Repeat all of the material below exactly as written, images excluded.

Data entries →

────────────────────────────────────────

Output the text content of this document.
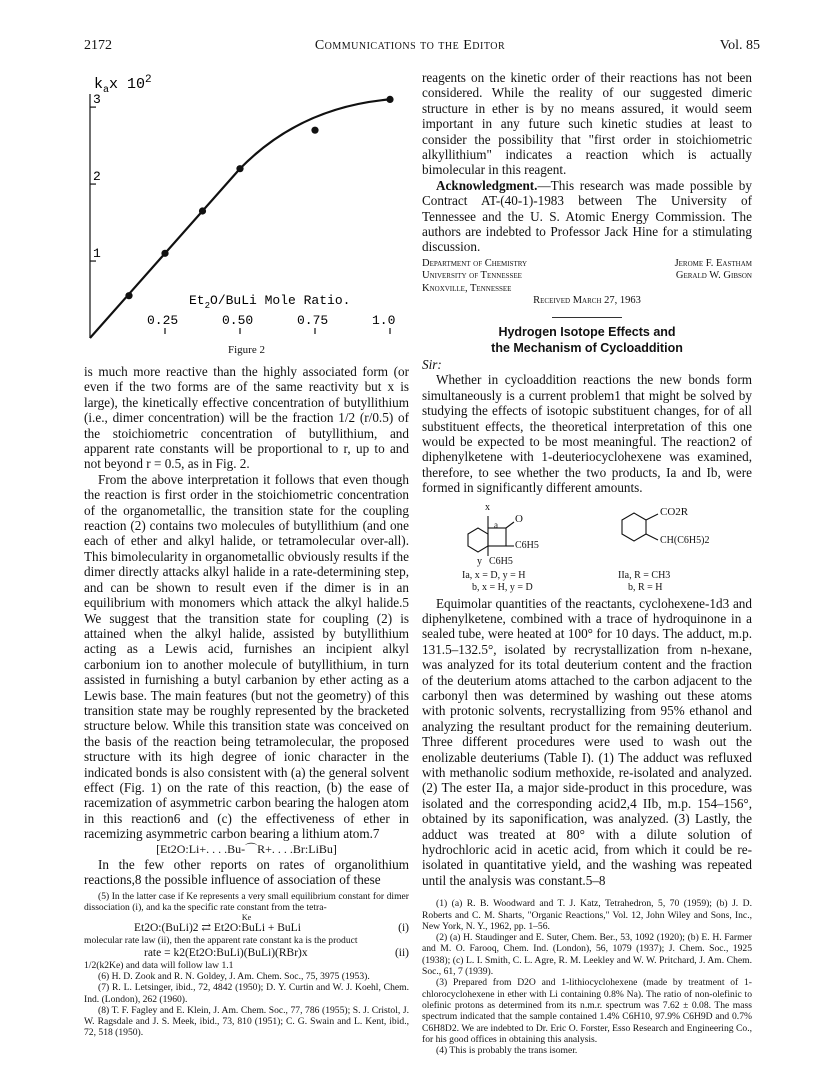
2172	Communications to the Editor	Vol. 85
0.25	0.50	0.75	1.0
1
2
3
$k_ax$ $10^2$
$Et_2O$/BuLi Mole Ratio.
Figure 2

is much more reactive than the highly associated form (or even if the two forms are of the same reactivity but x is large), the kinetically effective concentration of butyllithium (i.e., dimer concentration) will be the fraction 1/2 (r/0.5) of the stoichiometric concentration of butyllithium, and apparent rate constants will be proportional to r, up to and not beyond r = 0.5, as in Fig. 2.

From the above interpretation it follows that even though the reaction is first order in the stoichiometric concentration of the organometallic, the transition state for the coupling reaction (2) contains two molecules of butyllithium (and one each of ether and alkyl halide, or tetramolecular over-all). This bimolecularity in organometallic obviously results if the dimer directly attacks alkyl halide in a rate-determining step, and can be shown to result even if the dimer is in an equilibrium with monomers which attack the alkyl halide.5 We suggest that the transition state for coupling (2) is attained when the alkyl halide, assisted by butyllithium acting as a Lewis acid, furnishes an incipient alkyl carbonium ion to another molecule of butyllithium, in turn assisted in furnishing a butyl carbanion by ether acting as a Lewis base. The main features (but not the geometry) of this transition state may be roughly represented by the bracketed structure below. While this transition state was conceived on the basis of the reaction being tetramolecular, the proposed structure with its high degree of ionic character in the indicated bonds is also consistent with (a) the general solvent effect (Fig. 1) on the rate of this reaction, (b) the ease of racemization of asymmetric carbon bearing the halogen atom in this reaction6 and (c) the effectiveness of ether in racemizing asymmetric carbon bearing a lithium atom.7

[Et2O:Li+. . . .Bu-⌒R+. . . .Br:LiBu]

In the few other reports on rates of organolithium reactions,8 the possible influence of association of these

(5) In the latter case if Ke represents a very small equilibrium constant for dimer dissociation (i), and ka the specific rate constant from the tetra-

Ke
Et2O:(BuLi)2 ⇄ Et2O:BuLi + BuLi	(i)

molecular rate law (ii), then the apparent rate constant ka is the product

rate = k2(Et2O:BuLi)(BuLi)(RBr)x	(ii)

1/2(k2Ke) and data will follow law 1.1

(6) H. D. Zook and R. N. Goldey, J. Am. Chem. Soc., 75, 3975 (1953).

(7) R. L. Letsinger, ibid., 72, 4842 (1950); D. Y. Curtin and W. J. Koehl, Chem. Ind. (London), 262 (1960).

(8) T. F. Fagley and E. Klein, J. Am. Chem. Soc., 77, 786 (1955); S. J. Cristol, J. W. Ragsdale and J. S. Meek, ibid., 73, 810 (1951); C. G. Swain and L. Kent, ibid., 72, 518 (1950).

reagents on the kinetic order of their reactions has not been considered. While the reality of our suggested dimeric structure in ether is by no means assured, it would seem important in any future such kinetic studies at least to consider the possibility that "first order in stoichiometric alkyllithium" indicates a reaction which is actually bimolecular in this reagent.

Acknowledgment.—This research was made possible by Contract AT-(40-1)-1983 between The University of Tennessee and the U. S. Atomic Energy Commission. The authors are indebted to Professor Jack Hine for a stimulating discussion.

Department of Chemistry	Jerome F. Eastham
University of Tennessee	Gerald W. Gibson
Knoxville, Tennessee
Received March 27, 1963
Hydrogen Isotope Effects and
the Mechanism of Cycloaddition

Sir:

Whether in cycloaddition reactions the new bonds form simultaneously is a current problem1 that might be solved by studying the effects of isotopic substituent changes, for of all substituent effects, the theoretical interpretation of this one would be expected to be most meaningful. The reaction2 of diphenylketene with 1-deuteriocyclohexene was examined, therefore, to see whether the two products, Ia and Ib, were formed in significantly different amounts.

x
a O
C6H5
y C6H5
CO2R
CH(C6H5)2
Ia, x = D, y = H
b, x = H, y = D
IIa, R = CH3
b, R = H

Equimolar quantities of the reactants, cyclohexene-1d3 and diphenylketene, combined with a trace of hydroquinone in a sealed tube, were heated at 100° for 10 days. The adduct, m.p. 131.5–132.5°, isolated by recrystallization from n-hexane, was analyzed for its total deuterium content and the fraction of the deuterium atoms attached to the carbon adjacent to the carbonyl then was determined by washing out these atoms with protonic solvents, recrystallizing from 95% ethanol and analyzing the resultant product for the remaining deuterium. Three different procedures were used to wash out the enolizable deuteriums (Table I). (1) The adduct was refluxed with methanolic sodium methoxide, re-isolated and analyzed. (2) The ester IIa, a major side-product in this procedure, was isolated and the corresponding acid2,4 IIb, m.p. 154–156°, obtained by its saponification, was analyzed. (3) Lastly, the adduct was treated at 80° with a dilute solution of hydrochloric acid in acetic acid, from which it could be re-isolated in quantitative yield, and the washing was repeated until the analysis was constant.5–8

(1) (a) R. B. Woodward and T. J. Katz, Tetrahedron, 5, 70 (1959); (b) J. D. Roberts and C. M. Sharts, "Organic Reactions," Vol. 12, John Wiley and Sons, Inc., New York, N. Y., 1962, pp. 1–56.

(2) (a) H. Staudinger and E. Suter, Chem. Ber., 53, 1092 (1920); (b) E. H. Farmer and M. O. Farooq, Chem. Ind. (London), 56, 1079 (1937); J. Chem. Soc., 1925 (1938); (c) L. I. Smith, C. L. Agre, R. M. Leekley and W. W. Pritchard, J. Am. Chem. Soc., 61, 7 (1939).

(3) Prepared from D2O and 1-lithiocyclohexene (made by treatment of 1-chlorocyclohexene in ether with Li containing 0.8% Na). The ratio of non-olefinic to olefinic protons as determined from its n.m.r. spectrum was 7.62 ± 0.08. The mass spectrum indicated that the sample contained 1.4% C6H10, 97.9% C6H9D and 0.7% C6H8D2. We are indebted to Dr. Eric O. Forster, Esso Research and Engineering Co., for his good offices in obtaining this analysis.

(4) This is probably the trans isomer.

────────────────────────────────────────

FINISHED TASK →
Output the text content of this document.
2172	Communications to the Editor	Vol. 85
0.25	0.50	0.75	1.0
1
2
3
$k_ax$ $10^2$
$Et_2O$/BuLi Mole Ratio.
Figure 2

is much more reactive than the highly associated form (or even if the two forms are of the same reactivity but x is large), the kinetically effective concentration of butyllithium (i.e., dimer concentration) will be the fraction 1/2 (r/0.5) of the stoichiometric concentration of butyllithium, and apparent rate constants will be proportional to r, up to and not beyond r = 0.5, as in Fig. 2.

From the above interpretation it follows that even though the reaction is first order in the stoichiometric concentration of the organometallic, the transition state for the coupling reaction (2) contains two molecules of butyllithium (and one each of ether and alkyl halide, or tetramolecular over-all). This bimolecularity in organometallic obviously results if the dimer directly attacks alkyl halide in a rate-determining step, and can be shown to result even if the dimer is in an equilibrium with monomers which attack the alkyl halide.5 We suggest that the transition state for coupling (2) is attained when the alkyl halide, assisted by butyllithium acting as a Lewis acid, furnishes an incipient alkyl carbonium ion to another molecule of butyllithium, in turn assisted in furnishing a butyl carbanion by ether acting as a Lewis base. The main features (but not the geometry) of this transition state may be roughly represented by the bracketed structure below. While this transition state was conceived on the basis of the reaction being tetramolecular, the proposed structure with its high degree of ionic character in the indicated bonds is also consistent with (a) the general solvent effect (Fig. 1) on the rate of this reaction, (b) the ease of racemization of asymmetric carbon bearing the halogen atom in this reaction6 and (c) the effectiveness of ether in racemizing asymmetric carbon bearing a lithium atom.7

[Et2O:Li+. . . .Bu-⌒R+. . . .Br:LiBu]

In the few other reports on rates of organolithium reactions,8 the possible influence of association of these

(5) In the latter case if Ke represents a very small equilibrium constant for dimer dissociation (i), and ka the specific rate constant from the tetra-

Ke
Et2O:(BuLi)2 ⇄ Et2O:BuLi + BuLi	(i)

molecular rate law (ii), then the apparent rate constant ka is the product

rate = k2(Et2O:BuLi)(BuLi)(RBr)x	(ii)

1/2(k2Ke) and data will follow law 1.1

(6) H. D. Zook and R. N. Goldey, J. Am. Chem. Soc., 75, 3975 (1953).

(7) R. L. Letsinger, ibid., 72, 4842 (1950); D. Y. Curtin and W. J. Koehl, Chem. Ind. (London), 262 (1960).

(8) T. F. Fagley and E. Klein, J. Am. Chem. Soc., 77, 786 (1955); S. J. Cristol, J. W. Ragsdale and J. S. Meek, ibid., 73, 810 (1951); C. G. Swain and L. Kent, ibid., 72, 518 (1950).

reagents on the kinetic order of their reactions has not been considered. While the reality of our suggested dimeric structure in ether is by no means assured, it would seem important in any future such kinetic studies at least to consider the possibility that "first order in stoichiometric alkyllithium" indicates a reaction which is actually bimolecular in this reagent.

Acknowledgment.—This research was made possible by Contract AT-(40-1)-1983 between The University of Tennessee and the U. S. Atomic Energy Commission. The authors are indebted to Professor Jack Hine for a stimulating discussion.

Department of Chemistry	Jerome F. Eastham
University of Tennessee	Gerald W. Gibson
Knoxville, Tennessee
Received March 27, 1963
Hydrogen Isotope Effects and
the Mechanism of Cycloaddition

Sir:

Whether in cycloaddition reactions the new bonds form simultaneously is a current problem1 that might be solved by studying the effects of isotopic substituent changes, for of all substituent effects, the theoretical interpretation of this one would be expected to be most meaningful. The reaction2 of diphenylketene with 1-deuteriocyclohexene was examined, therefore, to see whether the two products, Ia and Ib, were formed in significantly different amounts.

x
a O
C6H5
y C6H5
CO2R
CH(C6H5)2
Ia, x = D, y = H
b, x = H, y = D
IIa, R = CH3
b, R = H

Equimolar quantities of the reactants, cyclohexene-1d3 and diphenylketene, combined with a trace of hydroquinone in a sealed tube, were heated at 100° for 10 days. The adduct, m.p. 131.5–132.5°, isolated by recrystallization from n-hexane, was analyzed for its total deuterium content and the fraction of the deuterium atoms attached to the carbon adjacent to the carbonyl then was determined by washing out these atoms with protonic solvents, recrystallizing from 95% ethanol and analyzing the resultant product for the remaining deuterium. Three different procedures were used to wash out the enolizable deuteriums (Table I). (1) The adduct was refluxed with methanolic sodium methoxide, re-isolated and analyzed. (2) The ester IIa, a major side-product in this procedure, was isolated and the corresponding acid2,4 IIb, m.p. 154–156°, obtained by its saponification, was analyzed. (3) Lastly, the adduct was treated at 80° with a dilute solution of hydrochloric acid in acetic acid, from which it could be re-isolated in quantitative yield, and the washing was repeated until the analysis was constant.5–8

(1) (a) R. B. Woodward and T. J. Katz, Tetrahedron, 5, 70 (1959); (b) J. D. Roberts and C. M. Sharts, "Organic Reactions," Vol. 12, John Wiley and Sons, Inc., New York, N. Y., 1962, pp. 1–56.

(2) (a) H. Staudinger and E. Suter, Chem. Ber., 53, 1092 (1920); (b) E. H. Farmer and M. O. Farooq, Chem. Ind. (London), 56, 1079 (1937); J. Chem. Soc., 1925 (1938); (c) L. I. Smith, C. L. Agre, R. M. Leekley and W. W. Pritchard, J. Am. Chem. Soc., 61, 7 (1939).

(3) Prepared from D2O and 1-lithiocyclohexene (made by treatment of 1-chlorocyclohexene in ether with Li containing 0.8% Na). The ratio of non-olefinic to olefinic protons as determined from its n.m.r. spectrum was 7.62 ± 0.08. The mass spectrum indicated that the sample contained 1.4% C6H10, 97.9% C6H9D and 0.7% C6H8D2. We are indebted to Dr. Eric O. Forster, Esso Research and Engineering Co., for his good offices in obtaining this analysis.

(4) This is probably the trans isomer.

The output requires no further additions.